[Saved entries]

____

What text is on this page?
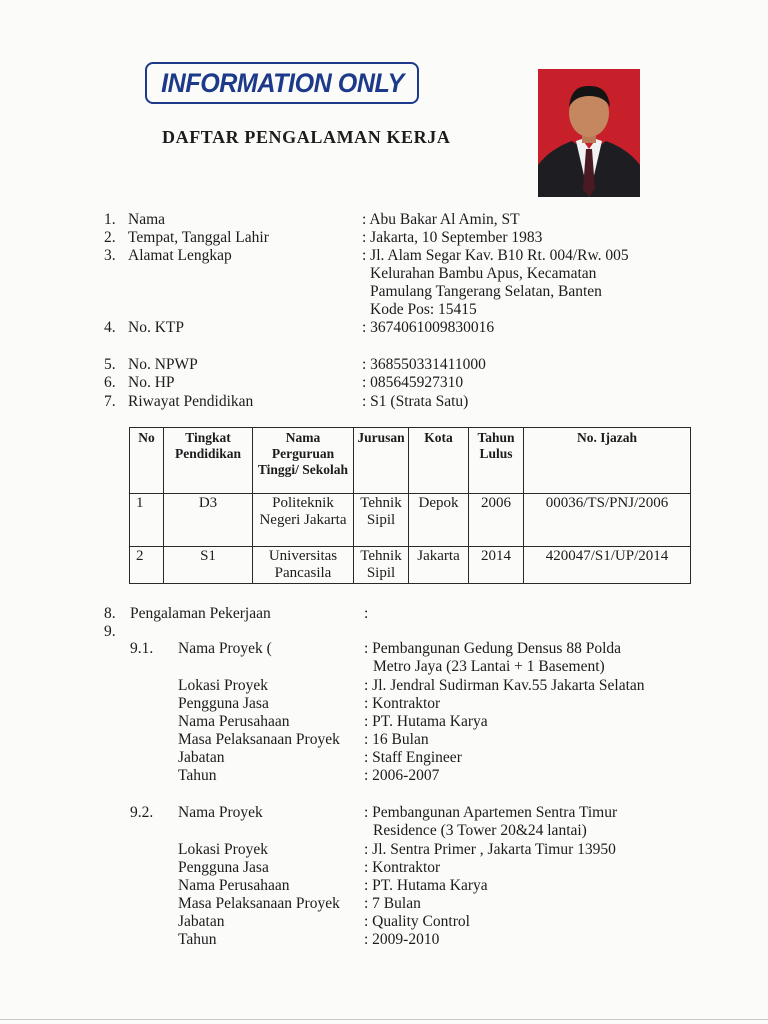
INFORMATION ONLY
DAFTAR PENGALAMAN KERJA
1. Nama	: Abu Bakar Al Amin, ST
2. Tempat, Tanggal Lahir	: Jakarta, 10 September 1983
3. Alamat Lengkap	: Jl. Alam Segar Kav. B10 Rt. 004/Rw. 005
Kelurahan Bambu Apus, Kecamatan
Pamulang Tangerang Selatan, Banten
Kode Pos: 15415
4. No. KTP	: 3674061009830016
5. No. NPWP	: 368550331411000
6. No. HP	: 085645927310
7. Riwayat Pendidikan	: S1 (Strata Satu)
No	Tingkat Pendidikan	Nama Perguruan Tinggi/ Sekolah	Jurusan	Kota	Tahun Lulus	No. Ijazah
1	D3	Politeknik Negeri Jakarta	Tehnik Sipil	Depok	2006	00036/TS/PNJ/2006
2	S1	Universitas Pancasila	Tehnik Sipil	Jakarta	2014	420047/S1/UP/2014
8. Pengalaman Pekerjaan	:
9.
9.1. Nama Proyek (	: Pembangunan Gedung Densus 88 Polda
Metro Jaya (23 Lantai + 1 Basement)
Lokasi Proyek	: Jl. Jendral Sudirman Kav.55 Jakarta Selatan
Pengguna Jasa	: Kontraktor
Nama Perusahaan	: PT. Hutama Karya
Masa Pelaksanaan Proyek : 16 Bulan
Jabatan	: Staff Engineer
Tahun	: 2006-2007
9.2. Nama Proyek	: Pembangunan Apartemen Sentra Timur
Residence (3 Tower 20&24 lantai)
Lokasi Proyek	: Jl. Sentra Primer , Jakarta Timur 13950
Pengguna Jasa	: Kontraktor
Nama Perusahaan	: PT. Hutama Karya
Masa Pelaksanaan Proyek : 7 Bulan
Jabatan	: Quality Control
Tahun	: 2009-2010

____

§ Instructions to follow
From the records given above, copy all lines containing "Jabatan".

§ Solution for this exercise
Jabatan	: Staff Engineer
Jabatan	: Quality Control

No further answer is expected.